(A block of data)
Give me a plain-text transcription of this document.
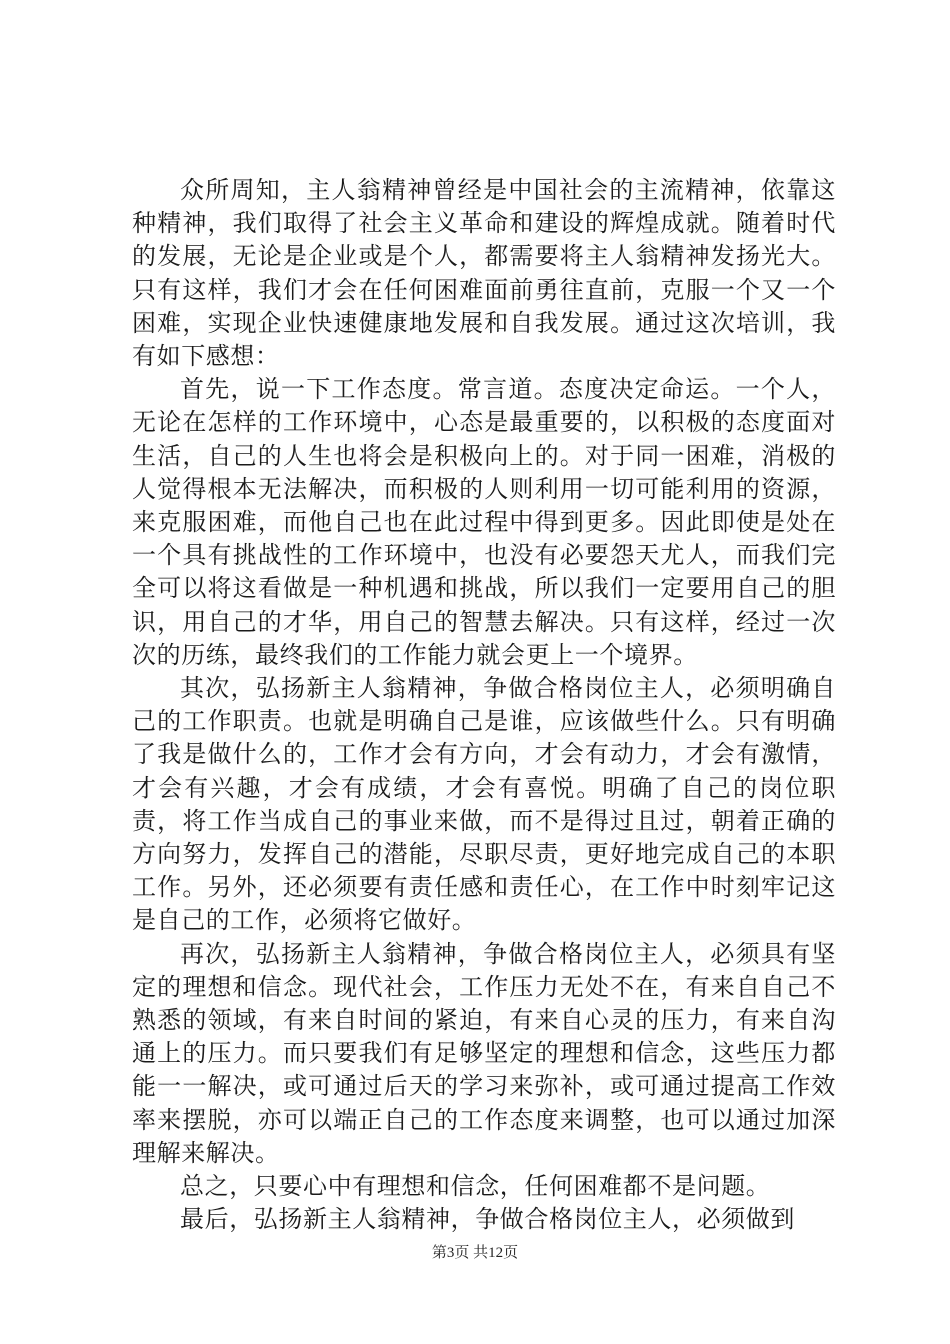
众所周知，主人翁精神曾经是中国社会的主流精神，依靠这种精神，我们取得了社会主义革命和建设的辉煌成就。随着时代的发展，无论是企业或是个人，都需要将主人翁精神发扬光大。只有这样，我们才会在任何困难面前勇往直前，克服一个又一个困难，实现企业快速健康地发展和自我发展。通过这次培训，我有如下感想：

首先，说一下工作态度。常言道。态度决定命运。一个人，无论在怎样的工作环境中，心态是最重要的，以积极的态度面对生活，自己的人生也将会是积极向上的。对于同一困难，消极的人觉得根本无法解决，而积极的人则利用一切可能利用的资源，来克服困难，而他自己也在此过程中得到更多。因此即使是处在一个具有挑战性的工作环境中，也没有必要怨天尤人，而我们完全可以将这看做是一种机遇和挑战，所以我们一定要用自己的胆识，用自己的才华，用自己的智慧去解决。只有这样，经过一次次的历练，最终我们的工作能力就会更上一个境界。

其次，弘扬新主人翁精神，争做合格岗位主人，必须明确自己的工作职责。也就是明确自己是谁，应该做些什么。只有明确了我是做什么的，工作才会有方向，才会有动力，才会有激情，才会有兴趣，才会有成绩，才会有喜悦。明确了自己的岗位职责，将工作当成自己的事业来做，而不是得过且过，朝着正确的方向努力，发挥自己的潜能，尽职尽责，更好地完成自己的本职工作。另外，还必须要有责任感和责任心，在工作中时刻牢记这是自己的工作，必须将它做好。

再次，弘扬新主人翁精神，争做合格岗位主人，必须具有坚定的理想和信念。现代社会，工作压力无处不在，有来自自己不熟悉的领域，有来自时间的紧迫，有来自心灵的压力，有来自沟通上的压力。而只要我们有足够坚定的理想和信念，这些压力都能一一解决，或可通过后天的学习来弥补，或可通过提高工作效率来摆脱，亦可以端正自己的工作态度来调整，也可以通过加深理解来解决。

总之，只要心中有理想和信念，任何困难都不是问题。

最后，弘扬新主人翁精神，争做合格岗位主人，必须做到

第3页 共12页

• Requirements: Repeat each entry exactly. Pictures do not belong in the copy.

• Expected output:
Give me a plain-text transcription of this document.
众所周知，主人翁精神曾经是中国社会的主流精神，依靠这种精神，我们取得了社会主义革命和建设的辉煌成就。随着时代的发展，无论是企业或是个人，都需要将主人翁精神发扬光大。只有这样，我们才会在任何困难面前勇往直前，克服一个又一个困难，实现企业快速健康地发展和自我发展。通过这次培训，我有如下感想：

首先，说一下工作态度。常言道。态度决定命运。一个人，无论在怎样的工作环境中，心态是最重要的，以积极的态度面对生活，自己的人生也将会是积极向上的。对于同一困难，消极的人觉得根本无法解决，而积极的人则利用一切可能利用的资源，来克服困难，而他自己也在此过程中得到更多。因此即使是处在一个具有挑战性的工作环境中，也没有必要怨天尤人，而我们完全可以将这看做是一种机遇和挑战，所以我们一定要用自己的胆识，用自己的才华，用自己的智慧去解决。只有这样，经过一次次的历练，最终我们的工作能力就会更上一个境界。

其次，弘扬新主人翁精神，争做合格岗位主人，必须明确自己的工作职责。也就是明确自己是谁，应该做些什么。只有明确了我是做什么的，工作才会有方向，才会有动力，才会有激情，才会有兴趣，才会有成绩，才会有喜悦。明确了自己的岗位职责，将工作当成自己的事业来做，而不是得过且过，朝着正确的方向努力，发挥自己的潜能，尽职尽责，更好地完成自己的本职工作。另外，还必须要有责任感和责任心，在工作中时刻牢记这是自己的工作，必须将它做好。

再次，弘扬新主人翁精神，争做合格岗位主人，必须具有坚定的理想和信念。现代社会，工作压力无处不在，有来自自己不熟悉的领域，有来自时间的紧迫，有来自心灵的压力，有来自沟通上的压力。而只要我们有足够坚定的理想和信念，这些压力都能一一解决，或可通过后天的学习来弥补，或可通过提高工作效率来摆脱，亦可以端正自己的工作态度来调整，也可以通过加深理解来解决。

总之，只要心中有理想和信念，任何困难都不是问题。

最后，弘扬新主人翁精神，争做合格岗位主人，必须做到

第3页 共12页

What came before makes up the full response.